* [Work to do] Exactly reproduce all the records, keeping pictures out of the copy.

··········

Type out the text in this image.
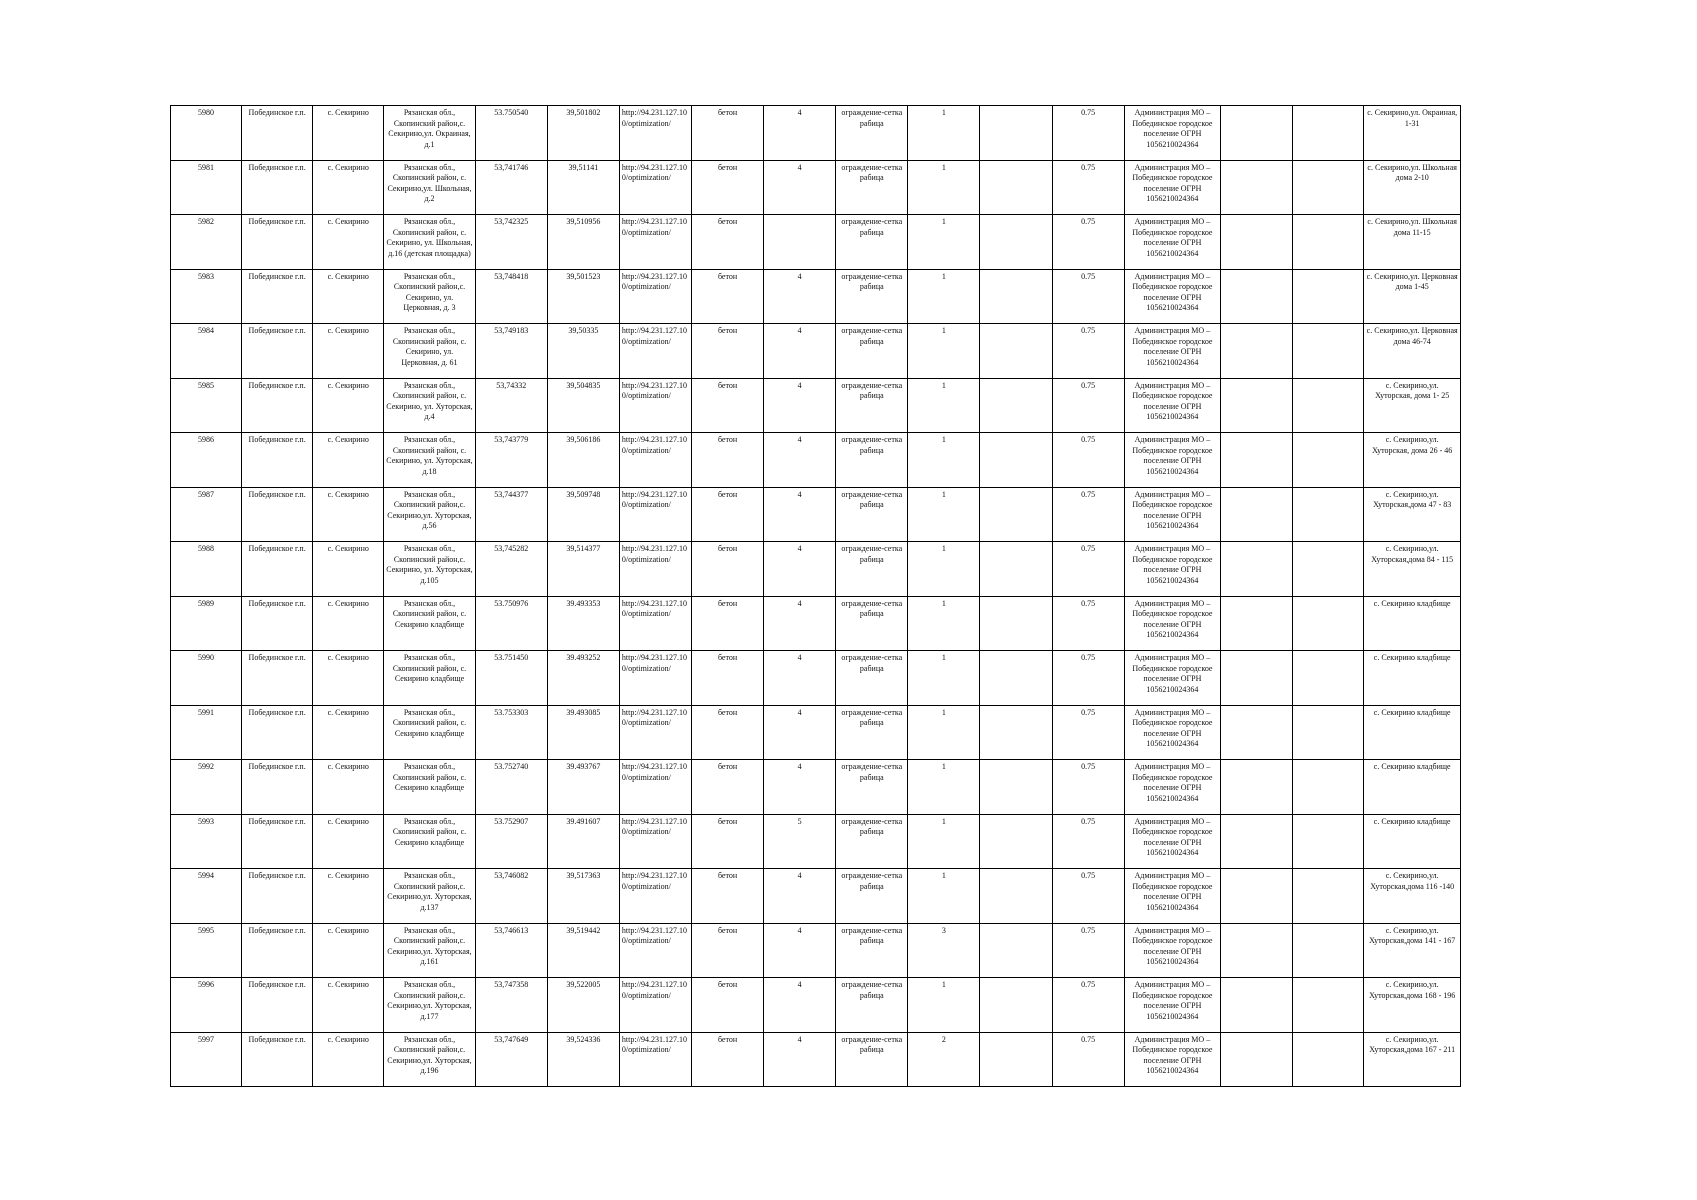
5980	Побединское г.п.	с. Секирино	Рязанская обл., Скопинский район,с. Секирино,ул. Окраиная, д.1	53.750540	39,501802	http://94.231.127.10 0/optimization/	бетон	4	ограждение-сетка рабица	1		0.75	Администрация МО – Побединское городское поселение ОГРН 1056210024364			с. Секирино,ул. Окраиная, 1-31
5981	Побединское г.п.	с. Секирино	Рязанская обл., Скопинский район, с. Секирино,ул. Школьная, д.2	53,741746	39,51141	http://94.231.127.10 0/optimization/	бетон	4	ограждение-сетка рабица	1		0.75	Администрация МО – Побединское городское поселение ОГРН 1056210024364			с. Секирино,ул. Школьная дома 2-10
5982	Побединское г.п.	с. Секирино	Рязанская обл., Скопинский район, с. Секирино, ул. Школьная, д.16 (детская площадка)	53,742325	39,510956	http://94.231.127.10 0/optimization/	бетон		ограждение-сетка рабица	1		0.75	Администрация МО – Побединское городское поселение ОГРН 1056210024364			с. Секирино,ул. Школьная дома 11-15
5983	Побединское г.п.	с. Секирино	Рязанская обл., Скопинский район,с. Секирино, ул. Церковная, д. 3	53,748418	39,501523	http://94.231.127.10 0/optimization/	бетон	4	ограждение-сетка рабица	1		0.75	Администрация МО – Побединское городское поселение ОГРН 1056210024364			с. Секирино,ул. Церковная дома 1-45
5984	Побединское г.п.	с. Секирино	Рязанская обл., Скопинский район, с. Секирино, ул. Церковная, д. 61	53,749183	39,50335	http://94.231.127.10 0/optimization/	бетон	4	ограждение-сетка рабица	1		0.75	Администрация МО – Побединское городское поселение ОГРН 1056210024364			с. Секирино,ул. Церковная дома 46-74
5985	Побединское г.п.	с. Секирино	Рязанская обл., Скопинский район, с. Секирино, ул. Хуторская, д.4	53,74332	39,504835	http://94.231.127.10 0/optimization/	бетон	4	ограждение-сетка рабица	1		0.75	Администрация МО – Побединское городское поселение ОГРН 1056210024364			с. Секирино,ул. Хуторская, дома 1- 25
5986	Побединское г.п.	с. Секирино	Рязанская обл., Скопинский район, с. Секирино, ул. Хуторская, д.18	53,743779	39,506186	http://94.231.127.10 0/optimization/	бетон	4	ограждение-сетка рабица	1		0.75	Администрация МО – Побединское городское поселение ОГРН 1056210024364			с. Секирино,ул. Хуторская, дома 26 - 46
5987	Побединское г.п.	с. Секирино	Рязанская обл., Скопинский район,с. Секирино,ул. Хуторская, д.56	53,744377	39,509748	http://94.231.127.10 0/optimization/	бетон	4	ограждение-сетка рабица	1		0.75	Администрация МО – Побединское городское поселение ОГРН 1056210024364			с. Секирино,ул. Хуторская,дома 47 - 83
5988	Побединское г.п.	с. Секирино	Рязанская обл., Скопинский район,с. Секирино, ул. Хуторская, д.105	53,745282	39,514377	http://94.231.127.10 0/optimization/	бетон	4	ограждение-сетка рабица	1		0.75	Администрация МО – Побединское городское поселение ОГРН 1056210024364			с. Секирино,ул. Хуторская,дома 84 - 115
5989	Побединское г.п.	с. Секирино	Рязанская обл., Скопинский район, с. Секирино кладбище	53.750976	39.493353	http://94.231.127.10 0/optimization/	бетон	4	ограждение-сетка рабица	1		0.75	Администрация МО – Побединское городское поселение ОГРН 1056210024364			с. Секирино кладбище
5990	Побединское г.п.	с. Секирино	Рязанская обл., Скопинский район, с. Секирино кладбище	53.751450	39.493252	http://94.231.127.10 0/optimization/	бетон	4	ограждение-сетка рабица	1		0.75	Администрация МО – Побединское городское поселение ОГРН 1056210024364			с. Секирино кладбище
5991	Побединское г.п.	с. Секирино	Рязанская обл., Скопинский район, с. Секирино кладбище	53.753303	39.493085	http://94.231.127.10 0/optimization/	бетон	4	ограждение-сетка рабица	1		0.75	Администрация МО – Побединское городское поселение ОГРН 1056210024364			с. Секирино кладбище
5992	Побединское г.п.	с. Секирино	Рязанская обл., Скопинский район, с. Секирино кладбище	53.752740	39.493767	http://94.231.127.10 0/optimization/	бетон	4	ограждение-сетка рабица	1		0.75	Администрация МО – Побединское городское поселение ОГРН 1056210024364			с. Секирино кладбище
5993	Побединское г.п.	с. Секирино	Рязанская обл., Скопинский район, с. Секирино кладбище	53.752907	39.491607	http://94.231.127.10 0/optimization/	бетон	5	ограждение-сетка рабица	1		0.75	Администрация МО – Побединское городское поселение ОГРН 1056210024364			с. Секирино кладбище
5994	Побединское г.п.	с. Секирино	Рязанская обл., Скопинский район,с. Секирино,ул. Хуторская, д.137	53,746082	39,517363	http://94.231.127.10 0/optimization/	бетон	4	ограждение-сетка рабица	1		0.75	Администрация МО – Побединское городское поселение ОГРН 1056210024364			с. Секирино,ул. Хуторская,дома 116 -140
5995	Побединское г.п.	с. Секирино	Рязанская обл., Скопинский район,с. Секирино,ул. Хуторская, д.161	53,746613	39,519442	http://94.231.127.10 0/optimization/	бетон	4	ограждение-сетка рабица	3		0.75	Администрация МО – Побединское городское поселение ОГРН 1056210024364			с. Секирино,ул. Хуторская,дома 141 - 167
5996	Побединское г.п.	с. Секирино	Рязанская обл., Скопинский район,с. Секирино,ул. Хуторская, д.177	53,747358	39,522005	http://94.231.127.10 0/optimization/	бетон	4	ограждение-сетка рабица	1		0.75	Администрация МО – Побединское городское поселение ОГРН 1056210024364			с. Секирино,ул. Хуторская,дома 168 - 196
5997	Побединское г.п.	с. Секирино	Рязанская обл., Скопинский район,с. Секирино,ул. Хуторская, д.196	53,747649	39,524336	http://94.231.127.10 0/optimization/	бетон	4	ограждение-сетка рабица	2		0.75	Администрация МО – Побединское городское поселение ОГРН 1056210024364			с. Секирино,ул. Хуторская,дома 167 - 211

··········

* [Answer to the task]
Type out the text in this image.
5980	Побединское г.п.	с. Секирино	Рязанская обл., Скопинский район,с. Секирино,ул. Окраиная, д.1	53.750540	39,501802	http://94.231.127.10 0/optimization/	бетон	4	ограждение-сетка рабица	1		0.75	Администрация МО – Побединское городское поселение ОГРН 1056210024364			с. Секирино,ул. Окраиная, 1-31
5981	Побединское г.п.	с. Секирино	Рязанская обл., Скопинский район, с. Секирино,ул. Школьная, д.2	53,741746	39,51141	http://94.231.127.10 0/optimization/	бетон	4	ограждение-сетка рабица	1		0.75	Администрация МО – Побединское городское поселение ОГРН 1056210024364			с. Секирино,ул. Школьная дома 2-10
5982	Побединское г.п.	с. Секирино	Рязанская обл., Скопинский район, с. Секирино, ул. Школьная, д.16 (детская площадка)	53,742325	39,510956	http://94.231.127.10 0/optimization/	бетон		ограждение-сетка рабица	1		0.75	Администрация МО – Побединское городское поселение ОГРН 1056210024364			с. Секирино,ул. Школьная дома 11-15
5983	Побединское г.п.	с. Секирино	Рязанская обл., Скопинский район,с. Секирино, ул. Церковная, д. 3	53,748418	39,501523	http://94.231.127.10 0/optimization/	бетон	4	ограждение-сетка рабица	1		0.75	Администрация МО – Побединское городское поселение ОГРН 1056210024364			с. Секирино,ул. Церковная дома 1-45
5984	Побединское г.п.	с. Секирино	Рязанская обл., Скопинский район, с. Секирино, ул. Церковная, д. 61	53,749183	39,50335	http://94.231.127.10 0/optimization/	бетон	4	ограждение-сетка рабица	1		0.75	Администрация МО – Побединское городское поселение ОГРН 1056210024364			с. Секирино,ул. Церковная дома 46-74
5985	Побединское г.п.	с. Секирино	Рязанская обл., Скопинский район, с. Секирино, ул. Хуторская, д.4	53,74332	39,504835	http://94.231.127.10 0/optimization/	бетон	4	ограждение-сетка рабица	1		0.75	Администрация МО – Побединское городское поселение ОГРН 1056210024364			с. Секирино,ул. Хуторская, дома 1- 25
5986	Побединское г.п.	с. Секирино	Рязанская обл., Скопинский район, с. Секирино, ул. Хуторская, д.18	53,743779	39,506186	http://94.231.127.10 0/optimization/	бетон	4	ограждение-сетка рабица	1		0.75	Администрация МО – Побединское городское поселение ОГРН 1056210024364			с. Секирино,ул. Хуторская, дома 26 - 46
5987	Побединское г.п.	с. Секирино	Рязанская обл., Скопинский район,с. Секирино,ул. Хуторская, д.56	53,744377	39,509748	http://94.231.127.10 0/optimization/	бетон	4	ограждение-сетка рабица	1		0.75	Администрация МО – Побединское городское поселение ОГРН 1056210024364			с. Секирино,ул. Хуторская,дома 47 - 83
5988	Побединское г.п.	с. Секирино	Рязанская обл., Скопинский район,с. Секирино, ул. Хуторская, д.105	53,745282	39,514377	http://94.231.127.10 0/optimization/	бетон	4	ограждение-сетка рабица	1		0.75	Администрация МО – Побединское городское поселение ОГРН 1056210024364			с. Секирино,ул. Хуторская,дома 84 - 115
5989	Побединское г.п.	с. Секирино	Рязанская обл., Скопинский район, с. Секирино кладбище	53.750976	39.493353	http://94.231.127.10 0/optimization/	бетон	4	ограждение-сетка рабица	1		0.75	Администрация МО – Побединское городское поселение ОГРН 1056210024364			с. Секирино кладбище
5990	Побединское г.п.	с. Секирино	Рязанская обл., Скопинский район, с. Секирино кладбище	53.751450	39.493252	http://94.231.127.10 0/optimization/	бетон	4	ограждение-сетка рабица	1		0.75	Администрация МО – Побединское городское поселение ОГРН 1056210024364			с. Секирино кладбище
5991	Побединское г.п.	с. Секирино	Рязанская обл., Скопинский район, с. Секирино кладбище	53.753303	39.493085	http://94.231.127.10 0/optimization/	бетон	4	ограждение-сетка рабица	1		0.75	Администрация МО – Побединское городское поселение ОГРН 1056210024364			с. Секирино кладбище
5992	Побединское г.п.	с. Секирино	Рязанская обл., Скопинский район, с. Секирино кладбище	53.752740	39.493767	http://94.231.127.10 0/optimization/	бетон	4	ограждение-сетка рабица	1		0.75	Администрация МО – Побединское городское поселение ОГРН 1056210024364			с. Секирино кладбище
5993	Побединское г.п.	с. Секирино	Рязанская обл., Скопинский район, с. Секирино кладбище	53.752907	39.491607	http://94.231.127.10 0/optimization/	бетон	5	ограждение-сетка рабица	1		0.75	Администрация МО – Побединское городское поселение ОГРН 1056210024364			с. Секирино кладбище
5994	Побединское г.п.	с. Секирино	Рязанская обл., Скопинский район,с. Секирино,ул. Хуторская, д.137	53,746082	39,517363	http://94.231.127.10 0/optimization/	бетон	4	ограждение-сетка рабица	1		0.75	Администрация МО – Побединское городское поселение ОГРН 1056210024364			с. Секирино,ул. Хуторская,дома 116 -140
5995	Побединское г.п.	с. Секирино	Рязанская обл., Скопинский район,с. Секирино,ул. Хуторская, д.161	53,746613	39,519442	http://94.231.127.10 0/optimization/	бетон	4	ограждение-сетка рабица	3		0.75	Администрация МО – Побединское городское поселение ОГРН 1056210024364			с. Секирино,ул. Хуторская,дома 141 - 167
5996	Побединское г.п.	с. Секирино	Рязанская обл., Скопинский район,с. Секирино,ул. Хуторская, д.177	53,747358	39,522005	http://94.231.127.10 0/optimization/	бетон	4	ограждение-сетка рабица	1		0.75	Администрация МО – Побединское городское поселение ОГРН 1056210024364			с. Секирино,ул. Хуторская,дома 168 - 196
5997	Побединское г.п.	с. Секирино	Рязанская обл., Скопинский район,с. Секирино,ул. Хуторская, д.196	53,747649	39,524336	http://94.231.127.10 0/optimization/	бетон	4	ограждение-сетка рабица	2		0.75	Администрация МО – Побединское городское поселение ОГРН 1056210024364			с. Секирино,ул. Хуторская,дома 167 - 211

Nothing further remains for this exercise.